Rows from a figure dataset
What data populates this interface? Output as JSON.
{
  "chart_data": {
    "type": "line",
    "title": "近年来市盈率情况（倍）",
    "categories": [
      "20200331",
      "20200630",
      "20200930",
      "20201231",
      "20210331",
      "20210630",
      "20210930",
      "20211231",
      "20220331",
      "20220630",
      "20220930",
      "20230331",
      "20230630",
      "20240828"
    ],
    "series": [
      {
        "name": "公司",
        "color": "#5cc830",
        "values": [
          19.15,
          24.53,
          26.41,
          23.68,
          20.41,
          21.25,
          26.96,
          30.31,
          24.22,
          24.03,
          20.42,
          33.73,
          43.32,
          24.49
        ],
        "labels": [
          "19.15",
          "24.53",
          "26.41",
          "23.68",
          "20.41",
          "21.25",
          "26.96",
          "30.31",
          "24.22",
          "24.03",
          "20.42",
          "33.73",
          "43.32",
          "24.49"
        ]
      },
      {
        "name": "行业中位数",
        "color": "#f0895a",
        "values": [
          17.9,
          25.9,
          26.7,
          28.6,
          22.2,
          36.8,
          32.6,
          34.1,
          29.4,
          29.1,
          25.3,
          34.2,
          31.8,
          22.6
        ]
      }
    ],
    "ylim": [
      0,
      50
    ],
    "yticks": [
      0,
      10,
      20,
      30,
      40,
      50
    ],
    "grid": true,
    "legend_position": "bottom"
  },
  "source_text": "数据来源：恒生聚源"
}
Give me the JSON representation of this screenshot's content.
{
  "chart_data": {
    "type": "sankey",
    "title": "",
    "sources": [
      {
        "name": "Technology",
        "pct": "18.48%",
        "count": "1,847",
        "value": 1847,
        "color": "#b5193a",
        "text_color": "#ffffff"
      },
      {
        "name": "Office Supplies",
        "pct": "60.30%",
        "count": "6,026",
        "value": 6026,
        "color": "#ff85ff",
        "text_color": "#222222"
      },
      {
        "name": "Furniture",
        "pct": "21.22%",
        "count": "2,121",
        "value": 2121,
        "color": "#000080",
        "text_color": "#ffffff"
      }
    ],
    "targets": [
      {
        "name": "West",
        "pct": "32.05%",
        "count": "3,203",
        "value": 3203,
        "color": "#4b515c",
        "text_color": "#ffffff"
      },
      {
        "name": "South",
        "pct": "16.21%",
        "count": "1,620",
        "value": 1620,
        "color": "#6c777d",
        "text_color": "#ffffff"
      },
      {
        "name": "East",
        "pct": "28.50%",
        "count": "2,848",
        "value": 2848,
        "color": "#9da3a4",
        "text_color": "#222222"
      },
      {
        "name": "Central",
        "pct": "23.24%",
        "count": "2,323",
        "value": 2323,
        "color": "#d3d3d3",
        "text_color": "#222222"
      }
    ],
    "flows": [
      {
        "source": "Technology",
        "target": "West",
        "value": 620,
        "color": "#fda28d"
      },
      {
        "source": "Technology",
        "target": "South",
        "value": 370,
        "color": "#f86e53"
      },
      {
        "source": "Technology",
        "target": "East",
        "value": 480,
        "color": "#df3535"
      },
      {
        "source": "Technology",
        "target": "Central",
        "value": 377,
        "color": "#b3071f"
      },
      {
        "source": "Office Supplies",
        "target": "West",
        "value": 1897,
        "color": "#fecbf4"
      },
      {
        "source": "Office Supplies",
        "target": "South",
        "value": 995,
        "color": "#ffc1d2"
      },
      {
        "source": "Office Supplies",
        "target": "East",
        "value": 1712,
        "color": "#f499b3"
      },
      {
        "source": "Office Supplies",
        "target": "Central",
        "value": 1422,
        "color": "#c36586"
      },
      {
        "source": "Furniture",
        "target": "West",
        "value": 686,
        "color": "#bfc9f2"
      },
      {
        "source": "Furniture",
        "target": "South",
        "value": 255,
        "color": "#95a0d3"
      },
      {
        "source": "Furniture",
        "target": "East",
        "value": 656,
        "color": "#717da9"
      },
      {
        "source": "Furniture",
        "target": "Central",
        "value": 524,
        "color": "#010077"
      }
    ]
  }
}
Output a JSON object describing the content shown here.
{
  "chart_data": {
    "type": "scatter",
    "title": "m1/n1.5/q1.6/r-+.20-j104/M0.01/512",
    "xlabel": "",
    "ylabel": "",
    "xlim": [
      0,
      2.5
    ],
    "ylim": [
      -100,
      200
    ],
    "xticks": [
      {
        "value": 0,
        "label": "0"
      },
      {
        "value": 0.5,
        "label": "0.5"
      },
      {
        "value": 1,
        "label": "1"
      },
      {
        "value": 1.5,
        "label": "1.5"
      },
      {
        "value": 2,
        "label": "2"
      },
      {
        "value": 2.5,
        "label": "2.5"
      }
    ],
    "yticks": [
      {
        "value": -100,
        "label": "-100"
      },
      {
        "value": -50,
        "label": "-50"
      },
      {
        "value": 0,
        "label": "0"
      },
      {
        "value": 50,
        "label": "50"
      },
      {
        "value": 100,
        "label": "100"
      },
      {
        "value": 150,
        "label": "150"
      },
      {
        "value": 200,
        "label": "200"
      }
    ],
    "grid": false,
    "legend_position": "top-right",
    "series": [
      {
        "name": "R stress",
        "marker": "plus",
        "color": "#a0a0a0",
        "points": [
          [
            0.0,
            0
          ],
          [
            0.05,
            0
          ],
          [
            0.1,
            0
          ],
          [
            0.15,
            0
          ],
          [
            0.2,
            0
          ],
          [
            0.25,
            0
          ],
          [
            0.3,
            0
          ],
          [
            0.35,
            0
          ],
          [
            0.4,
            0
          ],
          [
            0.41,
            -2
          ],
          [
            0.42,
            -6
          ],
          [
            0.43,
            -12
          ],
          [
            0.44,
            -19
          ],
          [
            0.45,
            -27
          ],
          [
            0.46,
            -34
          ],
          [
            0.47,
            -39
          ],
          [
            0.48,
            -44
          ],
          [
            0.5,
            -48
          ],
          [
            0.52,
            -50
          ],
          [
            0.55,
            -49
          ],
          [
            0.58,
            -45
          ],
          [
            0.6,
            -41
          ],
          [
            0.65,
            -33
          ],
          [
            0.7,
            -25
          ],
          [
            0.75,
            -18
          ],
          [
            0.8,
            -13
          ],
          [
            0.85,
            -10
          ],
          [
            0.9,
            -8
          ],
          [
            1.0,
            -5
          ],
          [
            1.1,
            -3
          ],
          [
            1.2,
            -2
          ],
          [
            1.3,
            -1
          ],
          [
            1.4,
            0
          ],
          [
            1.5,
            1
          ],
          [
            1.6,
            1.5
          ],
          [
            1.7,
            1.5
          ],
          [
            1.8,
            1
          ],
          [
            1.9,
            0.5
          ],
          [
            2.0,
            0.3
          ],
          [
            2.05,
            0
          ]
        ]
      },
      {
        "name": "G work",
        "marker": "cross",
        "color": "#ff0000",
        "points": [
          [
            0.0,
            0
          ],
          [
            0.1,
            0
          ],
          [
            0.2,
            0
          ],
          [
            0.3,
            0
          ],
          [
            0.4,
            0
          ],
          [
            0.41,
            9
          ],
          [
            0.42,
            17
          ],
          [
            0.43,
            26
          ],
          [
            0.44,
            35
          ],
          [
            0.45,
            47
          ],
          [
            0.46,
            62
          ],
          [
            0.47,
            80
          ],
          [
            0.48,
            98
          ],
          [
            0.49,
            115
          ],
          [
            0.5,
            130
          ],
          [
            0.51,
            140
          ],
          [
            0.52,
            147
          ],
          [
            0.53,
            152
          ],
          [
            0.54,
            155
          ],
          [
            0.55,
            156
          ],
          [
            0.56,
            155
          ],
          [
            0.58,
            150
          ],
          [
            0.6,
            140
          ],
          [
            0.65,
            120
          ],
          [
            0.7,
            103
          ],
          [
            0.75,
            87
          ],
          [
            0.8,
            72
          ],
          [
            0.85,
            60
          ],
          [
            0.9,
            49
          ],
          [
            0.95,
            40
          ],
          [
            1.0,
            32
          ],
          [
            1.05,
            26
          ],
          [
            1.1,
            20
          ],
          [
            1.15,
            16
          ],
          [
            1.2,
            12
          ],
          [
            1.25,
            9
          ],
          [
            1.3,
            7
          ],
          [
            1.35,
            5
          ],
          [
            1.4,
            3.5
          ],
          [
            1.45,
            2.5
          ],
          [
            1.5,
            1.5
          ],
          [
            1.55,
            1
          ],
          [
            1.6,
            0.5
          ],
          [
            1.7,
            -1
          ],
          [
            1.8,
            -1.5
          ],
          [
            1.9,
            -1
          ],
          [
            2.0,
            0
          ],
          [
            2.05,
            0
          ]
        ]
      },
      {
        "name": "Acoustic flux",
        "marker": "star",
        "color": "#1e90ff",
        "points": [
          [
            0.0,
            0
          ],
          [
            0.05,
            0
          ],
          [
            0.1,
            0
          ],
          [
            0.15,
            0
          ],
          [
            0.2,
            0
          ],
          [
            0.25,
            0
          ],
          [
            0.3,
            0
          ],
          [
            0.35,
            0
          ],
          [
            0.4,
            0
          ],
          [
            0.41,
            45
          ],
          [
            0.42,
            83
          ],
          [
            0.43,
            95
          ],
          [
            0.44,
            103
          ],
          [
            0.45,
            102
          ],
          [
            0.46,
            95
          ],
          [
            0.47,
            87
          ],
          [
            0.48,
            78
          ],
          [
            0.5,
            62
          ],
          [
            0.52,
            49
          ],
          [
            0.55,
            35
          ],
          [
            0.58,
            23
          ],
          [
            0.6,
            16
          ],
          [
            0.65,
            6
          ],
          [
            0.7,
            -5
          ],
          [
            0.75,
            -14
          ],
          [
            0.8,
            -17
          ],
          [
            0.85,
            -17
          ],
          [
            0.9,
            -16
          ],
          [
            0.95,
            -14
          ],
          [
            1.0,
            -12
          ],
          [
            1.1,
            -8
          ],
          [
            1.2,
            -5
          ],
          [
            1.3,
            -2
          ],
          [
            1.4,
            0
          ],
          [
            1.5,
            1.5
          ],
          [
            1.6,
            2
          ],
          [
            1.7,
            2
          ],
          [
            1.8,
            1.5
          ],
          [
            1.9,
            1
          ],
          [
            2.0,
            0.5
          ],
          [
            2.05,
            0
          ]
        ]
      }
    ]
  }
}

TASK INSTRUCTIONS: Select and copy every line from the records that includes the word "JSON".

RESULT:
What data populates this interface? Output as JSON.
Give me the JSON representation of this screenshot's content.
Output a JSON object describing the content shown here.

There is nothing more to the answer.